### ÉNONCÉ A
Indiquez si chacune des affirmations suivantes concorde avec l'article sur l'attentat, en répondant par oui ou par non et en citant textuellement les mots qui tranchent : (i) Davutoğlu affirme que la Turquie a été le premier pays à classer l'État islamique comme organisation terroriste ; (ii) le HDP a soutenu la position du gouvernement après l'attaque ; (iii) Erdoğan s'est exprimé le mardi suivant l'attentat.

### TEXTE DU DOCUMENT
========================================

Si l’attentat de ce lundi a été rapidement condamné, il reste toutefois à déterminer s’il se révèlera être le déclencheur d’une intensification des efforts contre les activités de l’État islamique.
Un va-et-vient
Quelques heures après l’attaque, le Premier ministre turc Ahmet Davutoğlu a appelé tous les partis politiques à faire cause commune et à publier une déclaration conjointe pour condamner l’attentat. Les premiers résultats indiquent que l’État islamique en est le responsable, a-t-il ajouté.
« Nous sommes confrontés à un acte de terrorisme. Nous avons la volonté de retrouver et de punir les coupables », a déclaré Davutoğlu.
« À ceux qui accusent notre gouvernement de soutenir Daech [acronyme arabe de l’État islamique], je réponds que la Turquie a été le premier pays à classer ce groupe en tant qu’organisation terroriste. Il est fortement irresponsable d’accuser le gouvernement et l’AKP si tôt après les événements », a-t-il affirmé.
Dans un discours télévisé ce lundi, le président turc Recep Tayyip Erdoğan a également déclaré qu’« [il condamnait] les auteurs de cette brutalité à la fois personnellement et au nom de [sa] nation. Le terrorisme doit être condamné, peu importe d’où il vient. »
Les dirigeants du Parti démocratique des peuples (HDP), parti pro-kurde, n’ont cependant pas tardé à publier une déclaration accusant le gouvernement de complicité, tandis que des manifestants à Istanbul ont fini par condamner la politique d’Ankara face à l’État islamique.
« Tous les pays et régimes dont l’EIIL [un autre terme utilisé pour désigner l’État islamique] et les armées similaires de violeurs reçoivent un soutien sont complices de cette barbarie. Les administrateurs à Ankara, qui restent silencieux au sujet de l’EIIL, mais qui menacent le HDP au quotidien tout en caressant l’EIIL dans le sens du poil, sont partenaires de cette barbarie », a indiqué le communiqué.
Mais la réalité est loin d’être aussi manichéenne.
Avec ou contre l’État islamique ?

========================================

### Entrées de zones étiquetées
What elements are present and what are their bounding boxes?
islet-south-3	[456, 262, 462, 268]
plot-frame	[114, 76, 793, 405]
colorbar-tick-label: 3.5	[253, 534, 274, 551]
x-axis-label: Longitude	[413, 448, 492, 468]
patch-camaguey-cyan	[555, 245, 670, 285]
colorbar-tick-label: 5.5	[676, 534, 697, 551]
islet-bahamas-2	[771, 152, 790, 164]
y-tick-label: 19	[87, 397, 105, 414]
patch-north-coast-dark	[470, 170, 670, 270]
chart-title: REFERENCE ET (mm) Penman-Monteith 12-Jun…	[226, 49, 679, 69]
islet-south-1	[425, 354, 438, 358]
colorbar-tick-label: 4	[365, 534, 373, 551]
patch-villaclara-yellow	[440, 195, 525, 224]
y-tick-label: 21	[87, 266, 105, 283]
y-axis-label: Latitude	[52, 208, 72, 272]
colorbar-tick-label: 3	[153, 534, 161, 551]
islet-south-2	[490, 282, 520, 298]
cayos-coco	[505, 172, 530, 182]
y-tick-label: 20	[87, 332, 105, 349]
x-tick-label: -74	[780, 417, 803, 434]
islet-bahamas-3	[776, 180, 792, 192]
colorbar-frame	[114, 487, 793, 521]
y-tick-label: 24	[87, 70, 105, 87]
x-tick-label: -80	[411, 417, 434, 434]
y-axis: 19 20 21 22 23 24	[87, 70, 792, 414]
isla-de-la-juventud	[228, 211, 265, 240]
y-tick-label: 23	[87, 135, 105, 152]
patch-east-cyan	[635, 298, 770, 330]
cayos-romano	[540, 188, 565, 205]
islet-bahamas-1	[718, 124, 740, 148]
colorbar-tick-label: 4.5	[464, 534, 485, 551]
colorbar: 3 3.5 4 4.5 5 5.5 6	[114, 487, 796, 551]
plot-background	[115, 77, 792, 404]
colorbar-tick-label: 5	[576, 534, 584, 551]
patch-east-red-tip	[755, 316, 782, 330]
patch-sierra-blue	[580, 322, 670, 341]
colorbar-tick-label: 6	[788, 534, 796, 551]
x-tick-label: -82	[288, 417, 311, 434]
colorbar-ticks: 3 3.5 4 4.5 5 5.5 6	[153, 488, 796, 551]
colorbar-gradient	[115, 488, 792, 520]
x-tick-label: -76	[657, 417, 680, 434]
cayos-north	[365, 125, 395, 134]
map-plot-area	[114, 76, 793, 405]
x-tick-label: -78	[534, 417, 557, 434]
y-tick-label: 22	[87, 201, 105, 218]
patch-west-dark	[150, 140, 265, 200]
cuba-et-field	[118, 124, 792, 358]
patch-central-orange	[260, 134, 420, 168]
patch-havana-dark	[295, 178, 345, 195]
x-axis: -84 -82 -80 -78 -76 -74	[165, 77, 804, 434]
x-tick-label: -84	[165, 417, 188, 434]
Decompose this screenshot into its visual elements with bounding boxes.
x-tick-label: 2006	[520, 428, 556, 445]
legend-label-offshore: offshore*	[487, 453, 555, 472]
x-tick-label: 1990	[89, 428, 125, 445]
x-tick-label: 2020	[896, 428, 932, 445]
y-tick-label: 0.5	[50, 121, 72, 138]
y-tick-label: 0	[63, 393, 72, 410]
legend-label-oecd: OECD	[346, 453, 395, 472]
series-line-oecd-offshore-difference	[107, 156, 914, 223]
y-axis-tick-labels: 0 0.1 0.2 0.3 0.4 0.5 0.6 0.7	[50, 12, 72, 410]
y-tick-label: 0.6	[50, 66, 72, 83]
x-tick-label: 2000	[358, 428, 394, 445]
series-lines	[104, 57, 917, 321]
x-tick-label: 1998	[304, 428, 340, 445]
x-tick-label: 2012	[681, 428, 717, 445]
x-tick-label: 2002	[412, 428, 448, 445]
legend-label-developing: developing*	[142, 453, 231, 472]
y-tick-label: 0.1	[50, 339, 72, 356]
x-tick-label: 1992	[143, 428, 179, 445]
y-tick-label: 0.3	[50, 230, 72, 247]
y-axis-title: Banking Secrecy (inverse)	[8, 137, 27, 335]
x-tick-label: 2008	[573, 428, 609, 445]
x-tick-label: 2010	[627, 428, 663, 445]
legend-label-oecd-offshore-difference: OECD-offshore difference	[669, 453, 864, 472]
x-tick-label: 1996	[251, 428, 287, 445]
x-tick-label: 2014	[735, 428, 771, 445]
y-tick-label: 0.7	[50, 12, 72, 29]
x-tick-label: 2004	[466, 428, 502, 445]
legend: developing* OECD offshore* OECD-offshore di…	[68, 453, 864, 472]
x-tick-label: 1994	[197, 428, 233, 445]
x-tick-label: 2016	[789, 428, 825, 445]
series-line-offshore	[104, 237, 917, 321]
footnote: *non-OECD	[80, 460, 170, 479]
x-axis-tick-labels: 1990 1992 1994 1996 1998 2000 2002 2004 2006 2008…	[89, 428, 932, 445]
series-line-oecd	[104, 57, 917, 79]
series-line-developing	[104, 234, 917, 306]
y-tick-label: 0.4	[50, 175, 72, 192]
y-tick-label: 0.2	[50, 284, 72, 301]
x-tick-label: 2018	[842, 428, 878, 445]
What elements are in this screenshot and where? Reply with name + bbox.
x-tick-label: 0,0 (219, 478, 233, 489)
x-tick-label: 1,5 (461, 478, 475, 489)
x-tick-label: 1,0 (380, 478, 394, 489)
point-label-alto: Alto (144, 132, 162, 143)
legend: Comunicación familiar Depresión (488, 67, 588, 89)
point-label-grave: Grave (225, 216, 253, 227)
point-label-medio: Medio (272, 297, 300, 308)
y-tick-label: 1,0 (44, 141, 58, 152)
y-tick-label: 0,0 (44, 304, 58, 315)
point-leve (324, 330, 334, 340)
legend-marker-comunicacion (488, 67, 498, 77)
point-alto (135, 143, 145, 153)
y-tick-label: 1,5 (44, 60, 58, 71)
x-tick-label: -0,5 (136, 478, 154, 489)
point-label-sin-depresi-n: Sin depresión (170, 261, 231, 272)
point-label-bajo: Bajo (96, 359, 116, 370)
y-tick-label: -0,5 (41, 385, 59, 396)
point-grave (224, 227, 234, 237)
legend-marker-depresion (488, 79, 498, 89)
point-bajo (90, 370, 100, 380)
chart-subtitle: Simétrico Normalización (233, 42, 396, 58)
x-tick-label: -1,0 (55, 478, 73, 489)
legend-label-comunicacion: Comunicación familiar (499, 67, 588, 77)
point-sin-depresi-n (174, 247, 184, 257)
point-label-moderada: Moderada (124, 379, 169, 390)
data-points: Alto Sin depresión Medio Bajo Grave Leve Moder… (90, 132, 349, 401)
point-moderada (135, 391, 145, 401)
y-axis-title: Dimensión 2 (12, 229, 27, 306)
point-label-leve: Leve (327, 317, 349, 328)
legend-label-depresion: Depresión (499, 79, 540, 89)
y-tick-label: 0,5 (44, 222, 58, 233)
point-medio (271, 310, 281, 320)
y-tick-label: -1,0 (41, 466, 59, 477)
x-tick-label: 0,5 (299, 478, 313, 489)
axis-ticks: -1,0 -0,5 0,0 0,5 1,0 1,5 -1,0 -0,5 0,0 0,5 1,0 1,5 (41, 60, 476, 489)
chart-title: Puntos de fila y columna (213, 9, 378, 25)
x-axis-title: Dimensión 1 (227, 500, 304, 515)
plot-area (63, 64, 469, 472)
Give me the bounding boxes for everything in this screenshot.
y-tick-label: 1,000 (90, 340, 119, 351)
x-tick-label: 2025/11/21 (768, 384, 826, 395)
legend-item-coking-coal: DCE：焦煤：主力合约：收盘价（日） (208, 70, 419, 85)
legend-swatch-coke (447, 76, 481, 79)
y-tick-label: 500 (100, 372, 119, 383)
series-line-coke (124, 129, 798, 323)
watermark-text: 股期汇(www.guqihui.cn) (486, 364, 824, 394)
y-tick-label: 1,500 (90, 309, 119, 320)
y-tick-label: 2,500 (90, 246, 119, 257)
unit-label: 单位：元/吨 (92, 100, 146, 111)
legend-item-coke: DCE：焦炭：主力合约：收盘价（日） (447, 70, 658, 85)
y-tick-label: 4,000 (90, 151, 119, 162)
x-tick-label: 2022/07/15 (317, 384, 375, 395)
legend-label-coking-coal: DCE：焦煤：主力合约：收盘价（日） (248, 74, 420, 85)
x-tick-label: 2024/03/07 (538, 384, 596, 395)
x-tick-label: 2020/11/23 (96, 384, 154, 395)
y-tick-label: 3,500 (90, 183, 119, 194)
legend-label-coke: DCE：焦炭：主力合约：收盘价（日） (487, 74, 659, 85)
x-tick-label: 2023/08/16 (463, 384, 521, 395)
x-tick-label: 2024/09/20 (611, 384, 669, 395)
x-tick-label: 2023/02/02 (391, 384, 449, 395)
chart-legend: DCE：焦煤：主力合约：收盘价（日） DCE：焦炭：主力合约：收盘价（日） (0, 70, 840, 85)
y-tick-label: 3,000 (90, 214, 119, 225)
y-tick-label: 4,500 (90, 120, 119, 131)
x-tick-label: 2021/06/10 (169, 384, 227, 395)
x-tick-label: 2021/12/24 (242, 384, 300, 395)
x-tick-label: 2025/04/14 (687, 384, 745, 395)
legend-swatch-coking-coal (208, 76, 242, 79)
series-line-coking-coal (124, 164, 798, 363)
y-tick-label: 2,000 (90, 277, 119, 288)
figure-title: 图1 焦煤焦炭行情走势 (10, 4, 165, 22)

========================================

### ÉNONCÉ B
Reprenez sous forme de liste numérotée les lignes des entrées, en partant de leur première ligne et en vous arrêtant après celle qui contient « 170, 670, 270] ». Omettez les lignes vides.

### RÉPONSE COMPLÈTE A
(i) Oui : « la Turquie a été le premier pays à classer ce groupe en tant qu’organisation terroriste ».
(ii) Non : « publier une déclaration accusant le gouvernement de complicité ».
(iii) Non : « Dans un discours télévisé ce lundi ».

### RÉPONSE COMPLÈTE B
1. What elements are present and what are their bounding boxes?
2. islet-south-3	[456, 262, 462, 268]
3. plot-frame	[114, 76, 793, 405]
4. colorbar-tick-label: 3.5	[253, 534, 274, 551]
5. x-axis-label: Longitude	[413, 448, 492, 468]
6. patch-camaguey-cyan	[555, 245, 670, 285]
7. colorbar-tick-label: 5.5	[676, 534, 697, 551]
8. islet-bahamas-2	[771, 152, 790, 164]
9. y-tick-label: 19	[87, 397, 105, 414]
10. patch-north-coast-dark	[470, 170, 670, 270]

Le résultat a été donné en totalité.